* AIM *
Exactly as written, quote every line that follows, skipping the images.

________________

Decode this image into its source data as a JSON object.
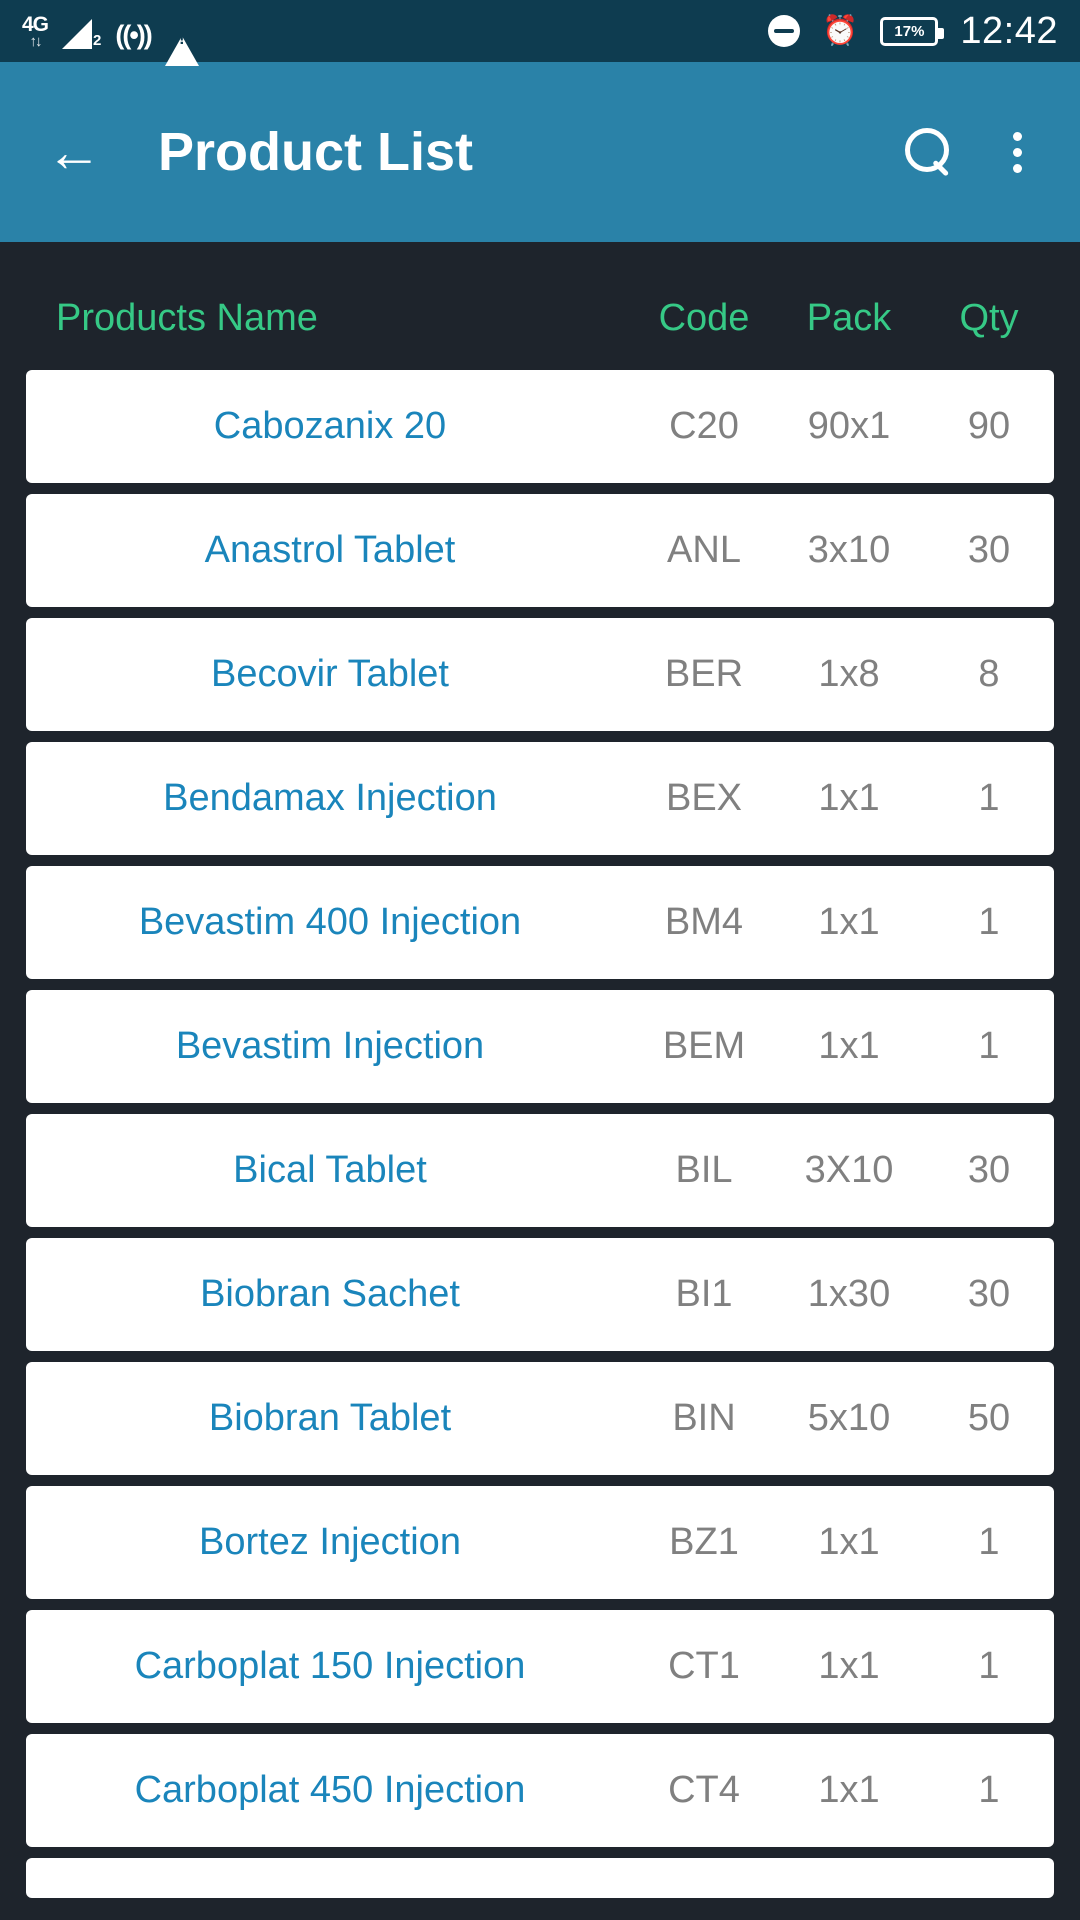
{
  "status_bar": {
    "network_type": "4G",
    "data_arrows": "↑↓",
    "signal_sim": "2",
    "hotspot_icon": "hotspot-icon",
    "warning_icon": "warning-icon",
    "warning_glyph": "!",
    "dnd_icon": "do-not-disturb-icon",
    "alarm_icon": "⏰",
    "battery_percent": "17%",
    "clock": "12:42"
  },
  "app_bar": {
    "back_icon": "←",
    "title": "Product List",
    "search_icon": "search-icon",
    "overflow_icon": "overflow-menu-icon"
  },
  "colors": {
    "status_bar_bg": "#0e3c50",
    "app_bar_bg": "#2a82a8",
    "page_bg": "#1e242c",
    "header_text": "#36c986",
    "row_bg": "#ffffff",
    "product_name": "#1a85bb",
    "row_value": "#808080"
  },
  "table": {
    "headers": {
      "name": "Products Name",
      "code": "Code",
      "pack": "Pack",
      "qty": "Qty"
    },
    "rows": [
      {
        "name": "Cabozanix 20",
        "code": "C20",
        "pack": "90x1",
        "qty": "90"
      },
      {
        "name": "Anastrol Tablet",
        "code": "ANL",
        "pack": "3x10",
        "qty": "30"
      },
      {
        "name": "Becovir Tablet",
        "code": "BER",
        "pack": "1x8",
        "qty": "8"
      },
      {
        "name": "Bendamax Injection",
        "code": "BEX",
        "pack": "1x1",
        "qty": "1"
      },
      {
        "name": "Bevastim 400 Injection",
        "code": "BM4",
        "pack": "1x1",
        "qty": "1"
      },
      {
        "name": "Bevastim Injection",
        "code": "BEM",
        "pack": "1x1",
        "qty": "1"
      },
      {
        "name": "Bical Tablet",
        "code": "BIL",
        "pack": "3X10",
        "qty": "30"
      },
      {
        "name": "Biobran Sachet",
        "code": "BI1",
        "pack": "1x30",
        "qty": "30"
      },
      {
        "name": "Biobran Tablet",
        "code": "BIN",
        "pack": "5x10",
        "qty": "50"
      },
      {
        "name": "Bortez Injection",
        "code": "BZ1",
        "pack": "1x1",
        "qty": "1"
      },
      {
        "name": "Carboplat 150 Injection",
        "code": "CT1",
        "pack": "1x1",
        "qty": "1"
      },
      {
        "name": "Carboplat 450 Injection",
        "code": "CT4",
        "pack": "1x1",
        "qty": "1"
      }
    ]
  }
}
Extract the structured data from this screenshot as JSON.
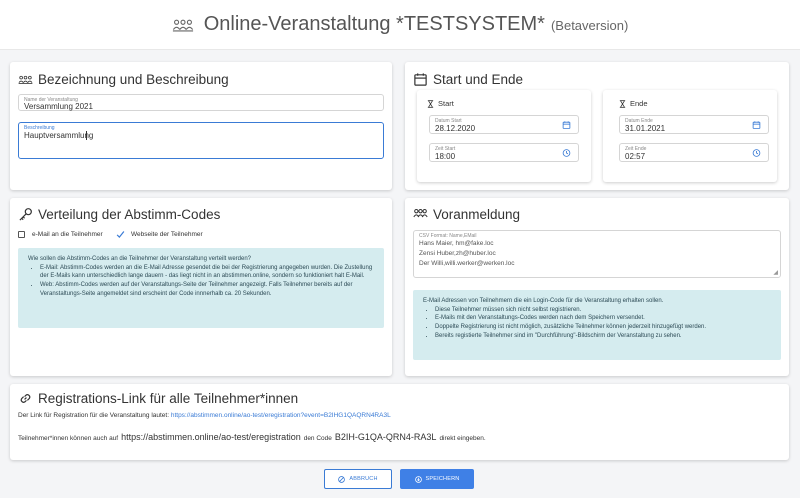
{
  "header": {
    "title": "Online-Veranstaltung *TESTSYSTEM*",
    "beta": "(Betaversion)"
  },
  "bezeichnung": {
    "title": "Bezeichnung und Beschreibung",
    "name_label": "Name der Veranstaltung",
    "name_value": "Versammlung 2021",
    "desc_label": "Beschreibung",
    "desc_value": "Hauptversammlung"
  },
  "start_ende": {
    "title": "Start und Ende",
    "start": {
      "title": "Start",
      "date_label": "Datum Start",
      "date_value": "28.12.2020",
      "time_label": "Zeit Start",
      "time_value": "18:00"
    },
    "ende": {
      "title": "Ende",
      "date_label": "Datum Ende",
      "date_value": "31.01.2021",
      "time_label": "Zeit Ende",
      "time_value": "02:57"
    }
  },
  "verteilung": {
    "title": "Verteilung der Abstimm-Codes",
    "option_email": "e-Mail an die Teilnehmer",
    "option_email_checked": false,
    "option_web": "Webseite der Teilnehmer",
    "option_web_checked": true,
    "info_intro": "Wie sollen die Abstimm-Codes an die Teilnehmer der Veranstaltung verteilt werden?",
    "info_items": [
      "E-Mail: Abstimm-Codes werden an die E-Mail Adresse gesendet die bei der Registrierung angegeben wurden. Die Zustellung der E-Mails kann unterschiedlich lange dauern - das liegt nicht in an abstimmen.online, sondern so funktioniert halt E-Mail.",
      "Web: Abstimm-Codes werden auf der Veranstaltungs-Seite der Teilnehmer angezeigt. Falls Teilnehmer bereits auf der Veranstaltungs-Seite angemeldet sind erscheint der Code innnerhalb ca. 20 Sekunden."
    ]
  },
  "voranmeldung": {
    "title": "Voranmeldung",
    "csv_label": "CSV Format: Name,EMail",
    "csv_lines": [
      "Hans Maier, hm@fake.loc",
      "Zensi Huber,zh@huber.loc",
      "Der Willi,willi.werker@werken.loc"
    ],
    "info_intro": "E-Mail Adressen von Teilnehmern die ein Login-Code für die Veranstaltung erhalten sollen.",
    "info_items": [
      "Diese Teilnehmer müssen sich nicht selbst registrieren.",
      "E-Mails mit den Veranstaltungs-Codes werden nach dem Speichern versendet.",
      "Doppelte Registrierung ist nicht möglich, zusätzliche Teilnehmer können jederzeit hinzugefügt werden.",
      "Bereits registierte Teilnehmer sind im \"Durchführung\"-Bildschirm der Veranstaltung zu sehen."
    ]
  },
  "registration": {
    "title": "Registrations-Link für alle Teilnehmer*innen",
    "link_prefix": "Der Link für Registration für die Veranstaltung lautet:",
    "link_url": "https://abstimmen.online/ao-test/eregistration?event=B2IHG1QAQRN4RA3L",
    "text_before": "Teilnehmer*innen können auch auf",
    "site": "https://abstimmen.online/ao-test/eregistration",
    "text_mid": "den Code",
    "code": "B2IH-G1QA-QRN4-RA3L",
    "text_after": "direkt eingeben."
  },
  "buttons": {
    "cancel": "ABBRUCH",
    "save": "SPEICHERN"
  },
  "colors": {
    "accent": "#3a7bd5",
    "info_bg": "#d5ecef",
    "page_bg": "#f4f5f7"
  }
}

________________

* ANSWER BELOW *
Decode this image into its source data as a JSON object.
{
  "status_bar": {
    "network_type": "4G",
    "data_arrows": "↑↓",
    "signal_sim": "2",
    "hotspot_icon": "hotspot-icon",
    "warning_icon": "warning-icon",
    "warning_glyph": "!",
    "dnd_icon": "do-not-disturb-icon",
    "alarm_icon": "⏰",
    "battery_percent": "17%",
    "clock": "12:42"
  },
  "app_bar": {
    "back_icon": "←",
    "title": "Product List",
    "search_icon": "search-icon",
    "overflow_icon": "overflow-menu-icon"
  },
  "colors": {
    "status_bar_bg": "#0e3c50",
    "app_bar_bg": "#2a82a8",
    "page_bg": "#1e242c",
    "header_text": "#36c986",
    "row_bg": "#ffffff",
    "product_name": "#1a85bb",
    "row_value": "#808080"
  },
  "table": {
    "headers": {
      "name": "Products Name",
      "code": "Code",
      "pack": "Pack",
      "qty": "Qty"
    },
    "rows": [
      {
        "name": "Cabozanix 20",
        "code": "C20",
        "pack": "90x1",
        "qty": "90"
      },
      {
        "name": "Anastrol Tablet",
        "code": "ANL",
        "pack": "3x10",
        "qty": "30"
      },
      {
        "name": "Becovir Tablet",
        "code": "BER",
        "pack": "1x8",
        "qty": "8"
      },
      {
        "name": "Bendamax Injection",
        "code": "BEX",
        "pack": "1x1",
        "qty": "1"
      },
      {
        "name": "Bevastim 400 Injection",
        "code": "BM4",
        "pack": "1x1",
        "qty": "1"
      },
      {
        "name": "Bevastim Injection",
        "code": "BEM",
        "pack": "1x1",
        "qty": "1"
      },
      {
        "name": "Bical Tablet",
        "code": "BIL",
        "pack": "3X10",
        "qty": "30"
      },
      {
        "name": "Biobran Sachet",
        "code": "BI1",
        "pack": "1x30",
        "qty": "30"
      },
      {
        "name": "Biobran Tablet",
        "code": "BIN",
        "pack": "5x10",
        "qty": "50"
      },
      {
        "name": "Bortez Injection",
        "code": "BZ1",
        "pack": "1x1",
        "qty": "1"
      },
      {
        "name": "Carboplat 150 Injection",
        "code": "CT1",
        "pack": "1x1",
        "qty": "1"
      },
      {
        "name": "Carboplat 450 Injection",
        "code": "CT4",
        "pack": "1x1",
        "qty": "1"
      }
    ]
  }
}
Extract the structured data from this screenshot as JSON.
{
  "header": {
    "title": "Online-Veranstaltung *TESTSYSTEM*",
    "beta": "(Betaversion)"
  },
  "bezeichnung": {
    "title": "Bezeichnung und Beschreibung",
    "name_label": "Name der Veranstaltung",
    "name_value": "Versammlung 2021",
    "desc_label": "Beschreibung",
    "desc_value": "Hauptversammlung"
  },
  "start_ende": {
    "title": "Start und Ende",
    "start": {
      "title": "Start",
      "date_label": "Datum Start",
      "date_value": "28.12.2020",
      "time_label": "Zeit Start",
      "time_value": "18:00"
    },
    "ende": {
      "title": "Ende",
      "date_label": "Datum Ende",
      "date_value": "31.01.2021",
      "time_label": "Zeit Ende",
      "time_value": "02:57"
    }
  },
  "verteilung": {
    "title": "Verteilung der Abstimm-Codes",
    "option_email": "e-Mail an die Teilnehmer",
    "option_email_checked": false,
    "option_web": "Webseite der Teilnehmer",
    "option_web_checked": true,
    "info_intro": "Wie sollen die Abstimm-Codes an die Teilnehmer der Veranstaltung verteilt werden?",
    "info_items": [
      "E-Mail: Abstimm-Codes werden an die E-Mail Adresse gesendet die bei der Registrierung angegeben wurden. Die Zustellung der E-Mails kann unterschiedlich lange dauern - das liegt nicht in an abstimmen.online, sondern so funktioniert halt E-Mail.",
      "Web: Abstimm-Codes werden auf der Veranstaltungs-Seite der Teilnehmer angezeigt. Falls Teilnehmer bereits auf der Veranstaltungs-Seite angemeldet sind erscheint der Code innnerhalb ca. 20 Sekunden."
    ]
  },
  "voranmeldung": {
    "title": "Voranmeldung",
    "csv_label": "CSV Format: Name,EMail",
    "csv_lines": [
      "Hans Maier, hm@fake.loc",
      "Zensi Huber,zh@huber.loc",
      "Der Willi,willi.werker@werken.loc"
    ],
    "info_intro": "E-Mail Adressen von Teilnehmern die ein Login-Code für die Veranstaltung erhalten sollen.",
    "info_items": [
      "Diese Teilnehmer müssen sich nicht selbst registrieren.",
      "E-Mails mit den Veranstaltungs-Codes werden nach dem Speichern versendet.",
      "Doppelte Registrierung ist nicht möglich, zusätzliche Teilnehmer können jederzeit hinzugefügt werden.",
      "Bereits registierte Teilnehmer sind im \"Durchführung\"-Bildschirm der Veranstaltung zu sehen."
    ]
  },
  "registration": {
    "title": "Registrations-Link für alle Teilnehmer*innen",
    "link_prefix": "Der Link für Registration für die Veranstaltung lautet:",
    "link_url": "https://abstimmen.online/ao-test/eregistration?event=B2IHG1QAQRN4RA3L",
    "text_before": "Teilnehmer*innen können auch auf",
    "site": "https://abstimmen.online/ao-test/eregistration",
    "text_mid": "den Code",
    "code": "B2IH-G1QA-QRN4-RA3L",
    "text_after": "direkt eingeben."
  },
  "buttons": {
    "cancel": "ABBRUCH",
    "save": "SPEICHERN"
  },
  "colors": {
    "accent": "#3a7bd5",
    "info_bg": "#d5ecef",
    "page_bg": "#f4f5f7"
  }
}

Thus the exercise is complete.